_TO BE DONE_: Return each line of the material verbatim.

[Rows from a dataset]

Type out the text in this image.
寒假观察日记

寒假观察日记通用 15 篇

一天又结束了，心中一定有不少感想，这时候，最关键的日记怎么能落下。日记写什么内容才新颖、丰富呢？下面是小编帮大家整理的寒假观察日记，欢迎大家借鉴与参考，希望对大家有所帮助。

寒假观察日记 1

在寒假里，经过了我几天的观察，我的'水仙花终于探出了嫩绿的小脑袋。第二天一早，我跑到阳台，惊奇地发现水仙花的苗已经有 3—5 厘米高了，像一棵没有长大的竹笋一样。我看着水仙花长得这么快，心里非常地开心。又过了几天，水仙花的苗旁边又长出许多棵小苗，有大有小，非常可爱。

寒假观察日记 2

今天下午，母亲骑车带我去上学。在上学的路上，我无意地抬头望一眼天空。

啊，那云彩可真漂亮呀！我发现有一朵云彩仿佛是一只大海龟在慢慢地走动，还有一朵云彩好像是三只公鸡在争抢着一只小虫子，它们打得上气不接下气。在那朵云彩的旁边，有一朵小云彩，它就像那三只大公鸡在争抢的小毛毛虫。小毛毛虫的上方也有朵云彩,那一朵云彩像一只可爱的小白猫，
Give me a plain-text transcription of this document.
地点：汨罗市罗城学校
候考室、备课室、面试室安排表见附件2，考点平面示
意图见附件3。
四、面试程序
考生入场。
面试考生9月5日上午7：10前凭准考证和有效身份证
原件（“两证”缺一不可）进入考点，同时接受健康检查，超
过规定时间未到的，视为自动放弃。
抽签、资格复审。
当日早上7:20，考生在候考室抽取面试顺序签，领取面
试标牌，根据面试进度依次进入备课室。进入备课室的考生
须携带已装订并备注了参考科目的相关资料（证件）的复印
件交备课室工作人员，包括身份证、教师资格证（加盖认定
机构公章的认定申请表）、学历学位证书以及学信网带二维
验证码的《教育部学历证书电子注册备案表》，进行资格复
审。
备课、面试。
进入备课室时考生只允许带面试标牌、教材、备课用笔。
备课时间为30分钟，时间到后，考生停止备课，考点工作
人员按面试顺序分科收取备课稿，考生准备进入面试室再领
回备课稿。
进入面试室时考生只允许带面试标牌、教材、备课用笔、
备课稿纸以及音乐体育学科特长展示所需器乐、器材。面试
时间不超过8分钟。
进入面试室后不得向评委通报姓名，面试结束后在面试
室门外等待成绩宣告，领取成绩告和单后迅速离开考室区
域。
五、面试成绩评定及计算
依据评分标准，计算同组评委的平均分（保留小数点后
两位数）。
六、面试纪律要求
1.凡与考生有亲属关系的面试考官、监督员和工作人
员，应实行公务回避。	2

_FINISHED TASK_:
Type out the text in this image.
寒假观察日记

寒假观察日记通用 15 篇

一天又结束了，心中一定有不少感想，这时候，最关键的日记怎么能落下。日记写什么内容才新颖、丰富呢？下面是小编帮大家整理的寒假观察日记，欢迎大家借鉴与参考，希望对大家有所帮助。

寒假观察日记 1

在寒假里，经过了我几天的观察，我的'水仙花终于探出了嫩绿的小脑袋。第二天一早，我跑到阳台，惊奇地发现水仙花的苗已经有 3—5 厘米高了，像一棵没有长大的竹笋一样。我看着水仙花长得这么快，心里非常地开心。又过了几天，水仙花的苗旁边又长出许多棵小苗，有大有小，非常可爱。

寒假观察日记 2

今天下午，母亲骑车带我去上学。在上学的路上，我无意地抬头望一眼天空。

啊，那云彩可真漂亮呀！我发现有一朵云彩仿佛是一只大海龟在慢慢地走动，还有一朵云彩好像是三只公鸡在争抢着一只小虫子，它们打得上气不接下气。在那朵云彩的旁边，有一朵小云彩，它就像那三只大公鸡在争抢的小毛毛虫。小毛毛虫的上方也有朵云彩,那一朵云彩像一只可爱的小白猫，
Give me a plain-text transcription of this document.
地点：汨罗市罗城学校
候考室、备课室、面试室安排表见附件2，考点平面示
意图见附件3。
四、面试程序
考生入场。
面试考生9月5日上午7：10前凭准考证和有效身份证
原件（“两证”缺一不可）进入考点，同时接受健康检查，超
过规定时间未到的，视为自动放弃。
抽签、资格复审。
当日早上7:20，考生在候考室抽取面试顺序签，领取面
试标牌，根据面试进度依次进入备课室。进入备课室的考生
须携带已装订并备注了参考科目的相关资料（证件）的复印
件交备课室工作人员，包括身份证、教师资格证（加盖认定
机构公章的认定申请表）、学历学位证书以及学信网带二维
验证码的《教育部学历证书电子注册备案表》，进行资格复
审。
备课、面试。
进入备课室时考生只允许带面试标牌、教材、备课用笔。
备课时间为30分钟，时间到后，考生停止备课，考点工作
人员按面试顺序分科收取备课稿，考生准备进入面试室再领
回备课稿。
进入面试室时考生只允许带面试标牌、教材、备课用笔、
备课稿纸以及音乐体育学科特长展示所需器乐、器材。面试
时间不超过8分钟。
进入面试室后不得向评委通报姓名，面试结束后在面试
室门外等待成绩宣告，领取成绩告和单后迅速离开考室区
域。
五、面试成绩评定及计算
依据评分标准，计算同组评委的平均分（保留小数点后
两位数）。
六、面试纪律要求
1.凡与考生有亲属关系的面试考官、监督员和工作人
员，应实行公务回避。	2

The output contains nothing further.